#### [Request]
Go through the material below and report how many lines contain "номером". Give only the number.
--- BEGIN Exercise inputs ---
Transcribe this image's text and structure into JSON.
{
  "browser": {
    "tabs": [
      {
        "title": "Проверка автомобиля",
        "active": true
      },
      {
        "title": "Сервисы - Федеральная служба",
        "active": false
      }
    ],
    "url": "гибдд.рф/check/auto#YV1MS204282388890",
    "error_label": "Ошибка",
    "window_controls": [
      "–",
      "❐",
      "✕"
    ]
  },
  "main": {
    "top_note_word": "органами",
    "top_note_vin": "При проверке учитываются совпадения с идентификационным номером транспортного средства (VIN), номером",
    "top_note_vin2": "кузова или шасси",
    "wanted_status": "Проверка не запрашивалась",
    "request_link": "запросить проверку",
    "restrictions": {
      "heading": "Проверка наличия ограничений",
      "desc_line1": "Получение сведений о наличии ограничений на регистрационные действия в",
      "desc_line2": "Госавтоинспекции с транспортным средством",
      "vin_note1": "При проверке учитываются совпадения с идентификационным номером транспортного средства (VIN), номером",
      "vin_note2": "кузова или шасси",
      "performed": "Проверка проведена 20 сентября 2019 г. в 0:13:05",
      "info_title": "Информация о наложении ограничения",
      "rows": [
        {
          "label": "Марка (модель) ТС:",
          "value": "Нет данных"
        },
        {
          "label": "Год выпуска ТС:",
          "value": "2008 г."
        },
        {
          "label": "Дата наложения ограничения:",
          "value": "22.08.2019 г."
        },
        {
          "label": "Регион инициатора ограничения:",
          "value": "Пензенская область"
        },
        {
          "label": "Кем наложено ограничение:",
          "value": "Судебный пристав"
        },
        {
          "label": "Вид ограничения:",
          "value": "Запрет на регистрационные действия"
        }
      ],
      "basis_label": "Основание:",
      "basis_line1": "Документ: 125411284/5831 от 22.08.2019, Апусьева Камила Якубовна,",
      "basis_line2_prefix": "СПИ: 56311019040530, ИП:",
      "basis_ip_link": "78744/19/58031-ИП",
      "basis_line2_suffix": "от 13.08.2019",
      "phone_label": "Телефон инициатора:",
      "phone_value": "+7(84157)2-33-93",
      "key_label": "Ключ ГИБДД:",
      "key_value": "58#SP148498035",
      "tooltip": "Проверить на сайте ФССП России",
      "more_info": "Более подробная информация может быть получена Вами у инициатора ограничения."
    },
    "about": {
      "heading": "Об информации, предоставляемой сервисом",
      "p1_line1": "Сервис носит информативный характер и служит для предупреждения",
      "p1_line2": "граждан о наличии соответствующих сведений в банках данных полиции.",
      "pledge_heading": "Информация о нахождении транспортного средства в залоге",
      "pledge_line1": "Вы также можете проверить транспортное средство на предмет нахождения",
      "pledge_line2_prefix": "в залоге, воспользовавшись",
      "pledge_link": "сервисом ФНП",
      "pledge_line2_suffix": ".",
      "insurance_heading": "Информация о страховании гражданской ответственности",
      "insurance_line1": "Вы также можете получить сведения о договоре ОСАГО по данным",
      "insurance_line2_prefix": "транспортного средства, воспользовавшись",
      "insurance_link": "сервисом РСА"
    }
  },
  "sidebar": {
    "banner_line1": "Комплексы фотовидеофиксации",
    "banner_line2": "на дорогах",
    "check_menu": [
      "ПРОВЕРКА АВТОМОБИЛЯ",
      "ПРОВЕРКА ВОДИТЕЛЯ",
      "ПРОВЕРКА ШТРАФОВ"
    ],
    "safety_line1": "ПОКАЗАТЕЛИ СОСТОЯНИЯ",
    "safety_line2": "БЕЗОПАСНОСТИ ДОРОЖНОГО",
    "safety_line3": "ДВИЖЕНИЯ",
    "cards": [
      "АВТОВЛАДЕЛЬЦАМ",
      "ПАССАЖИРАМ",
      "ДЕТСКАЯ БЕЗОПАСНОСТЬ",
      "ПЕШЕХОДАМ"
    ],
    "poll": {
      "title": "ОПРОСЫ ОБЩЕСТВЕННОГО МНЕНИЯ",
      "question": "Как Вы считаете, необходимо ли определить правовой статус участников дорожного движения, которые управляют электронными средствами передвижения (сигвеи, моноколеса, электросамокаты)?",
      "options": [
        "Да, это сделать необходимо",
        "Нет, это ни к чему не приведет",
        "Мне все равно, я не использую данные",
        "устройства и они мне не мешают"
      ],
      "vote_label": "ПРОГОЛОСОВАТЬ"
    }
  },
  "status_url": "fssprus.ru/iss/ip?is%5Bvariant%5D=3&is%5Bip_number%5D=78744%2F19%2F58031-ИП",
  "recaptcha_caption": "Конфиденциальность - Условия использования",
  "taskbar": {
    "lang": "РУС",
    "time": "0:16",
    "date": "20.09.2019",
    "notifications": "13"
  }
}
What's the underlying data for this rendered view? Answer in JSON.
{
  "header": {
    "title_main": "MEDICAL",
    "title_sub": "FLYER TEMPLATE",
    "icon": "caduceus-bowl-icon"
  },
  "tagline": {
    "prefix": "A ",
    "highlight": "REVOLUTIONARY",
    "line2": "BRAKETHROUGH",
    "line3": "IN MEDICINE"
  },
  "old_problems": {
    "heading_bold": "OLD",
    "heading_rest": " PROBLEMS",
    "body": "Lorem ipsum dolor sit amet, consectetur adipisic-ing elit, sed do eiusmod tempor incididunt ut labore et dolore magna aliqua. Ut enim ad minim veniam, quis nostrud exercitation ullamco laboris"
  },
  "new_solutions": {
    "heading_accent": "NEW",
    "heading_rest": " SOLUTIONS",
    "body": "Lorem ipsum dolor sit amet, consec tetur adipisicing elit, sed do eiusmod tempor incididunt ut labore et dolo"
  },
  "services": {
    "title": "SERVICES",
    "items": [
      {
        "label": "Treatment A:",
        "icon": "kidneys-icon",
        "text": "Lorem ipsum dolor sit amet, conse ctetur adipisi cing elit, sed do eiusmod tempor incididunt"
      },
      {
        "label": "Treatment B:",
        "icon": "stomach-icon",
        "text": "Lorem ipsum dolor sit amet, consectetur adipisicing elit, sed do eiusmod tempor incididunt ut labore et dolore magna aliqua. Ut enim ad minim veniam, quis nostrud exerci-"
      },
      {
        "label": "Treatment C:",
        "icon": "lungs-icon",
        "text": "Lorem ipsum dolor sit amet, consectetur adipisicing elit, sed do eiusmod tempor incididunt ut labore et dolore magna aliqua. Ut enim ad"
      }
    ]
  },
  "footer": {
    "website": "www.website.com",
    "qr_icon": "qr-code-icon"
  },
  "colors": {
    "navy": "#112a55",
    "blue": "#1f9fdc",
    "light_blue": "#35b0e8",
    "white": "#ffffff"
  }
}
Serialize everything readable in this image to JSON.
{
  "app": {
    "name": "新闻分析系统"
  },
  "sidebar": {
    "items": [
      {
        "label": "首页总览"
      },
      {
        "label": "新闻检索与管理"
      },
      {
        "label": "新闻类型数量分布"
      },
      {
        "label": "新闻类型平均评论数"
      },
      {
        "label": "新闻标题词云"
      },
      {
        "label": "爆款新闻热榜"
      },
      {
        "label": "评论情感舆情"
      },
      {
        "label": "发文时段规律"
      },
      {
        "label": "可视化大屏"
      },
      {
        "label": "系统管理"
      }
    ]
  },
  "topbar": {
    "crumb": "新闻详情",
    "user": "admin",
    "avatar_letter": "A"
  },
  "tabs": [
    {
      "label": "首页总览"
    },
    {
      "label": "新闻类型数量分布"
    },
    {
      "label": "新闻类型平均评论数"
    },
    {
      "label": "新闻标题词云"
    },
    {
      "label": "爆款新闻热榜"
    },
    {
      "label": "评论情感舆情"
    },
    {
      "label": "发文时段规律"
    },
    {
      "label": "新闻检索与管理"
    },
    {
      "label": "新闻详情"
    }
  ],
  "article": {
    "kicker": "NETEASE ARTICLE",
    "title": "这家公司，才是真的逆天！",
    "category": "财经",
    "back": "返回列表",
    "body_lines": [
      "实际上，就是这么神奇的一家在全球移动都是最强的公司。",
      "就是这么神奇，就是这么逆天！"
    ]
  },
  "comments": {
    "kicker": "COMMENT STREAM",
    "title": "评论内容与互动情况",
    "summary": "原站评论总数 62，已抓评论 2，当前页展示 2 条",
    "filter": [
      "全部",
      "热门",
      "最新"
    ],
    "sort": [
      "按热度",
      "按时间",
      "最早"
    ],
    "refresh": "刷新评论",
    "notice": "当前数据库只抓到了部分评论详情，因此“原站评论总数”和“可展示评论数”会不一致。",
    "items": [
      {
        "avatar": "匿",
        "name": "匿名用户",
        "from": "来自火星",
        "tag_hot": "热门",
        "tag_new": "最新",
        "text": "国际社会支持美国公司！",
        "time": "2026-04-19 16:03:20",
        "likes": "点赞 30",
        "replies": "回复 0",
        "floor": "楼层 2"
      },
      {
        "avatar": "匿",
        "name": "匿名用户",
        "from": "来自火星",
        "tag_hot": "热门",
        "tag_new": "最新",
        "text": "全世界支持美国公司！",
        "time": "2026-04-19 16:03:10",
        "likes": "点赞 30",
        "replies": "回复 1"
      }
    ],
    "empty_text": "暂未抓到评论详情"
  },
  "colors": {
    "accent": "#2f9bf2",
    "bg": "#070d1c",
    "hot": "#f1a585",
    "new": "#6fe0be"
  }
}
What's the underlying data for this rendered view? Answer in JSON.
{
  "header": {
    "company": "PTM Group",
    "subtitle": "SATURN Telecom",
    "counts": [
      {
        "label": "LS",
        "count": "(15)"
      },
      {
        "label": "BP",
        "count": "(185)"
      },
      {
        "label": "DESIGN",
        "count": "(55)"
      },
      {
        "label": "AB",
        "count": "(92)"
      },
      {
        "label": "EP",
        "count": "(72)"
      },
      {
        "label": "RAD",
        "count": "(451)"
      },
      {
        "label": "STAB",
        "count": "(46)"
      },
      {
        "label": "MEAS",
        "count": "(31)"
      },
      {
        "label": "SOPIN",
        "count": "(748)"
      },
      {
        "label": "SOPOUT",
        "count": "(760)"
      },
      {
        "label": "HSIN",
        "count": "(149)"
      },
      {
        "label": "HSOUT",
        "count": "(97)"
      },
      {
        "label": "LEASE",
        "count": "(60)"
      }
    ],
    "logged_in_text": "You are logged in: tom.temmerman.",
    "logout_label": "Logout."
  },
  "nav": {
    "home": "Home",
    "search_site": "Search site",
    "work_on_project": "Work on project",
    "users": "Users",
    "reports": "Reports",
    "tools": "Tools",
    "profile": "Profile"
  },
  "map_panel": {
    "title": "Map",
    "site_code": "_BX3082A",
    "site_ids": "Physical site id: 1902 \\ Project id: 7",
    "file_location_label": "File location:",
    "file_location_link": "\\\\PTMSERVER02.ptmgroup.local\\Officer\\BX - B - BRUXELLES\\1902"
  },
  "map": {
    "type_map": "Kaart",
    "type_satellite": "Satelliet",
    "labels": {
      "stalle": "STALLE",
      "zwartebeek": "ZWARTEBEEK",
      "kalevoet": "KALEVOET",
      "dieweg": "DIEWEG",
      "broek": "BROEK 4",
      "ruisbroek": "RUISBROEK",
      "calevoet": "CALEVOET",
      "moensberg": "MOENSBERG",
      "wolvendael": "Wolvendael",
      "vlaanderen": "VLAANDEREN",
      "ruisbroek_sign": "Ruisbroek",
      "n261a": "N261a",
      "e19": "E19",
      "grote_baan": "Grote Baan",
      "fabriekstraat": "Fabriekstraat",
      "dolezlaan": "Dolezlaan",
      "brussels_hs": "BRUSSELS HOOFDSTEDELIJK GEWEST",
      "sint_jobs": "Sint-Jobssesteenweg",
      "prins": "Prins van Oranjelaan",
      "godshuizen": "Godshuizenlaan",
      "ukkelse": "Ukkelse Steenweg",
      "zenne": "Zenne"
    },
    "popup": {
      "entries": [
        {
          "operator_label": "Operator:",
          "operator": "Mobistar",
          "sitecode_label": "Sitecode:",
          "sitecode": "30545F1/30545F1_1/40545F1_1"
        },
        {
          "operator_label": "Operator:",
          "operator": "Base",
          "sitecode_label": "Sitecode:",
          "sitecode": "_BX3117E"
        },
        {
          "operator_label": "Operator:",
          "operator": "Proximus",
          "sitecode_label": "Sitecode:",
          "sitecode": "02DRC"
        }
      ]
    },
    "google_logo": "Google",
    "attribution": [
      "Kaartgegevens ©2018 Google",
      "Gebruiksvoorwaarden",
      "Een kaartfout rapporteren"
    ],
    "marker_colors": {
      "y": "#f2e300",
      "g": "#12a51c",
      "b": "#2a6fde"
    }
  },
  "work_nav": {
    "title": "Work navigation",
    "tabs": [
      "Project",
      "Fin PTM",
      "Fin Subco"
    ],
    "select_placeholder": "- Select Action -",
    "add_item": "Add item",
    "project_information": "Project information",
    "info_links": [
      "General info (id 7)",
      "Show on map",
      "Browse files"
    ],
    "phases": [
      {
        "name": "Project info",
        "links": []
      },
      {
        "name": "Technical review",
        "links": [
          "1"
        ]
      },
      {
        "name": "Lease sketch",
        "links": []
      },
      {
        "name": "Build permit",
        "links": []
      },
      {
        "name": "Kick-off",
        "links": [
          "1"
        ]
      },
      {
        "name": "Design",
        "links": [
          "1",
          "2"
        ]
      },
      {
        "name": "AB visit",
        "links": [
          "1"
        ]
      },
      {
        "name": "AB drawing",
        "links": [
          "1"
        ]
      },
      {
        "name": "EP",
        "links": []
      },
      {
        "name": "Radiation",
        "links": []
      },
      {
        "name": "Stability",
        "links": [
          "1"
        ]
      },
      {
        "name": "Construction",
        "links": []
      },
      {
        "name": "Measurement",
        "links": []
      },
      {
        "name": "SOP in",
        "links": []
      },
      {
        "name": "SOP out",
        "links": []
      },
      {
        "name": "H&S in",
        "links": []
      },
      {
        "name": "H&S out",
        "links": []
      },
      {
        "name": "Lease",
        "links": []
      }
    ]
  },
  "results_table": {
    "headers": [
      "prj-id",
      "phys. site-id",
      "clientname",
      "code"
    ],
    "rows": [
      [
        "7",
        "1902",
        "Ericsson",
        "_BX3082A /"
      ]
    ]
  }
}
--- END Exercise inputs ---
#### [Problem solution]
2